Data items
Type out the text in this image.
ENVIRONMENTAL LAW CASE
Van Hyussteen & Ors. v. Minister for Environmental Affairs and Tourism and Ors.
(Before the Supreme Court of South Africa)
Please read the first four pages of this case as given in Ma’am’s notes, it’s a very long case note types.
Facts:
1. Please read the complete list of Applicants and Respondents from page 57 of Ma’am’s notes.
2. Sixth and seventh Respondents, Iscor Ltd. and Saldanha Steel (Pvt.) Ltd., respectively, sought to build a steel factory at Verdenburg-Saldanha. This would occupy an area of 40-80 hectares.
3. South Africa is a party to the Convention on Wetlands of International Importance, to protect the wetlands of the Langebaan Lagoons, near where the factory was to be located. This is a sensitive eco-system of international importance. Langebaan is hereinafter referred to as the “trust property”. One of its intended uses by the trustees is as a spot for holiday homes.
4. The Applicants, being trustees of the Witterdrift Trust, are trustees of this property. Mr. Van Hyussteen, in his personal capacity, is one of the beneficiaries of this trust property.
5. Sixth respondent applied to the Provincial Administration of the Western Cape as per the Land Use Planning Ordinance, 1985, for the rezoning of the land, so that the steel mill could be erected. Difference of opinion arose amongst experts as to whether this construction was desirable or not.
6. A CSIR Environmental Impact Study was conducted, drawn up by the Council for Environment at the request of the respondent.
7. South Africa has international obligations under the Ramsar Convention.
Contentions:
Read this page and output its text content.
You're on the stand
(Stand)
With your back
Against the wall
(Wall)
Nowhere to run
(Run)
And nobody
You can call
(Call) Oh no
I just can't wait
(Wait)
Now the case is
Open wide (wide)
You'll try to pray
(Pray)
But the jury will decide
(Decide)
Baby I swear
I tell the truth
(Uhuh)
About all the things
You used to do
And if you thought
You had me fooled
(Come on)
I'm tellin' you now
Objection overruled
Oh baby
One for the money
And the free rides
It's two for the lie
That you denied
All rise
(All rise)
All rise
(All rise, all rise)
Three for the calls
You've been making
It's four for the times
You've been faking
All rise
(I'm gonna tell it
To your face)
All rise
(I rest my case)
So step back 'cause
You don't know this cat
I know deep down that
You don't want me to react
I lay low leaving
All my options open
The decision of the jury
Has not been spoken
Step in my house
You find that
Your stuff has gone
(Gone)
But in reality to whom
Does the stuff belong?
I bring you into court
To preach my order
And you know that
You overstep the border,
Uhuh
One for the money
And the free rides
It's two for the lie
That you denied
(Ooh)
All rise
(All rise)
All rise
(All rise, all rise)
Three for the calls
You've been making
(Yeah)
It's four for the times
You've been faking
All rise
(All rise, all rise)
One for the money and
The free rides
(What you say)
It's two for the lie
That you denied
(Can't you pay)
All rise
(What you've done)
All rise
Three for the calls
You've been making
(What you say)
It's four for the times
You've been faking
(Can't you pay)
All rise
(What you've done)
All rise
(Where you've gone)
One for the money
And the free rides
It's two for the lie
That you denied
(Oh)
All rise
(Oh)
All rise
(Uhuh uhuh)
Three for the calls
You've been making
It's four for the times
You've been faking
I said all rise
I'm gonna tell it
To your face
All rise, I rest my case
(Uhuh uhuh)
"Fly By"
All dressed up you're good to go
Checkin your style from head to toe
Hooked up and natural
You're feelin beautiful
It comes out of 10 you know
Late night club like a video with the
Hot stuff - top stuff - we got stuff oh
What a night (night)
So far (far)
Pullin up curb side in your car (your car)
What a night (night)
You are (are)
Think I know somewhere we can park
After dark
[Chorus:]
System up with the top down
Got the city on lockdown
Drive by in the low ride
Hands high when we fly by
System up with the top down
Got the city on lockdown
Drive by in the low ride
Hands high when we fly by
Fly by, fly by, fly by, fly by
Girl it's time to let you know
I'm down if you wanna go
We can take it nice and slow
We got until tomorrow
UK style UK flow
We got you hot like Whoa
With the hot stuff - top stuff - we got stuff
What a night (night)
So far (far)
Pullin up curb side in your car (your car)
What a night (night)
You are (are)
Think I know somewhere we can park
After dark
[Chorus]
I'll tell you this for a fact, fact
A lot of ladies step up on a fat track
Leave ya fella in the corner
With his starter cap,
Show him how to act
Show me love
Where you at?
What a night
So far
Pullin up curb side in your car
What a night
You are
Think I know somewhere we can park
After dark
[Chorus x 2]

- **Problem**:
Retype every record above exactly as written.

- **Task output**:
Type out the text in this image.
ENVIRONMENTAL LAW CASE
Van Hyussteen & Ors. v. Minister for Environmental Affairs and Tourism and Ors.
(Before the Supreme Court of South Africa)
Please read the first four pages of this case as given in Ma’am’s notes, it’s a very long case note types.
Facts:
1. Please read the complete list of Applicants and Respondents from page 57 of Ma’am’s notes.
2. Sixth and seventh Respondents, Iscor Ltd. and Saldanha Steel (Pvt.) Ltd., respectively, sought to build a steel factory at Verdenburg-Saldanha. This would occupy an area of 40-80 hectares.
3. South Africa is a party to the Convention on Wetlands of International Importance, to protect the wetlands of the Langebaan Lagoons, near where the factory was to be located. This is a sensitive eco-system of international importance. Langebaan is hereinafter referred to as the “trust property”. One of its intended uses by the trustees is as a spot for holiday homes.
4. The Applicants, being trustees of the Witterdrift Trust, are trustees of this property. Mr. Van Hyussteen, in his personal capacity, is one of the beneficiaries of this trust property.
5. Sixth respondent applied to the Provincial Administration of the Western Cape as per the Land Use Planning Ordinance, 1985, for the rezoning of the land, so that the steel mill could be erected. Difference of opinion arose amongst experts as to whether this construction was desirable or not.
6. A CSIR Environmental Impact Study was conducted, drawn up by the Council for Environment at the request of the respondent.
7. South Africa has international obligations under the Ramsar Convention.
Contentions:
Read this page and output its text content.
You're on the stand
(Stand)
With your back
Against the wall
(Wall)
Nowhere to run
(Run)
And nobody
You can call
(Call) Oh no
I just can't wait
(Wait)
Now the case is
Open wide (wide)
You'll try to pray
(Pray)
But the jury will decide
(Decide)
Baby I swear
I tell the truth
(Uhuh)
About all the things
You used to do
And if you thought
You had me fooled
(Come on)
I'm tellin' you now
Objection overruled
Oh baby
One for the money
And the free rides
It's two for the lie
That you denied
All rise
(All rise)
All rise
(All rise, all rise)
Three for the calls
You've been making
It's four for the times
You've been faking
All rise
(I'm gonna tell it
To your face)
All rise
(I rest my case)
So step back 'cause
You don't know this cat
I know deep down that
You don't want me to react
I lay low leaving
All my options open
The decision of the jury
Has not been spoken
Step in my house
You find that
Your stuff has gone
(Gone)
But in reality to whom
Does the stuff belong?
I bring you into court
To preach my order
And you know that
You overstep the border,
Uhuh
One for the money
And the free rides
It's two for the lie
That you denied
(Ooh)
All rise
(All rise)
All rise
(All rise, all rise)
Three for the calls
You've been making
(Yeah)
It's four for the times
You've been faking
All rise
(All rise, all rise)
One for the money and
The free rides
(What you say)
It's two for the lie
That you denied
(Can't you pay)
All rise
(What you've done)
All rise
Three for the calls
You've been making
(What you say)
It's four for the times
You've been faking
(Can't you pay)
All rise
(What you've done)
All rise
(Where you've gone)
One for the money
And the free rides
It's two for the lie
That you denied
(Oh)
All rise
(Oh)
All rise
(Uhuh uhuh)
Three for the calls
You've been making
It's four for the times
You've been faking
I said all rise
I'm gonna tell it
To your face
All rise, I rest my case
(Uhuh uhuh)
"Fly By"
All dressed up you're good to go
Checkin your style from head to toe
Hooked up and natural
You're feelin beautiful
It comes out of 10 you know
Late night club like a video with the
Hot stuff - top stuff - we got stuff oh
What a night (night)
So far (far)
Pullin up curb side in your car (your car)
What a night (night)
You are (are)
Think I know somewhere we can park
After dark
[Chorus:]
System up with the top down
Got the city on lockdown
Drive by in the low ride
Hands high when we fly by
System up with the top down
Got the city on lockdown
Drive by in the low ride
Hands high when we fly by
Fly by, fly by, fly by, fly by
Girl it's time to let you know
I'm down if you wanna go
We can take it nice and slow
We got until tomorrow
UK style UK flow
We got you hot like Whoa
With the hot stuff - top stuff - we got stuff
What a night (night)
So far (far)
Pullin up curb side in your car (your car)
What a night (night)
You are (are)
Think I know somewhere we can park
After dark
[Chorus]
I'll tell you this for a fact, fact
A lot of ladies step up on a fat track
Leave ya fella in the corner
With his starter cap,
Show him how to act
Show me love
Where you at?
What a night
So far
Pullin up curb side in your car
What a night
You are
Think I know somewhere we can park
After dark
[Chorus x 2]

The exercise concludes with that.